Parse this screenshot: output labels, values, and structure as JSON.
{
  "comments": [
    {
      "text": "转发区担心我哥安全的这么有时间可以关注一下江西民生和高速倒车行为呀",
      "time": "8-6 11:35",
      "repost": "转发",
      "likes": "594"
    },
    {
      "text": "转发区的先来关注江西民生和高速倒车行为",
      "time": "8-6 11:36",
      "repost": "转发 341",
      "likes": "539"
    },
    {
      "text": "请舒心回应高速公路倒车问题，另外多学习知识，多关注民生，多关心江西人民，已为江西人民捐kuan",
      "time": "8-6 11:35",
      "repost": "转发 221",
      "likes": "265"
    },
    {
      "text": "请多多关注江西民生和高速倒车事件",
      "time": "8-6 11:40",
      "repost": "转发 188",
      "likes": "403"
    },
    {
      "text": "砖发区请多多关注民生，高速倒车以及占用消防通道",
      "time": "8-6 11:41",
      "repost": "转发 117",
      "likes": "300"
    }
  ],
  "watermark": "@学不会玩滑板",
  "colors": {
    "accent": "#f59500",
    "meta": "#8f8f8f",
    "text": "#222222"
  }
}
☆ ☆ ☆
▶ _Written task_
Go through the listing above and report how many of its lines contain the word "repost", with only the number as output.

▶ _Output for this task_
5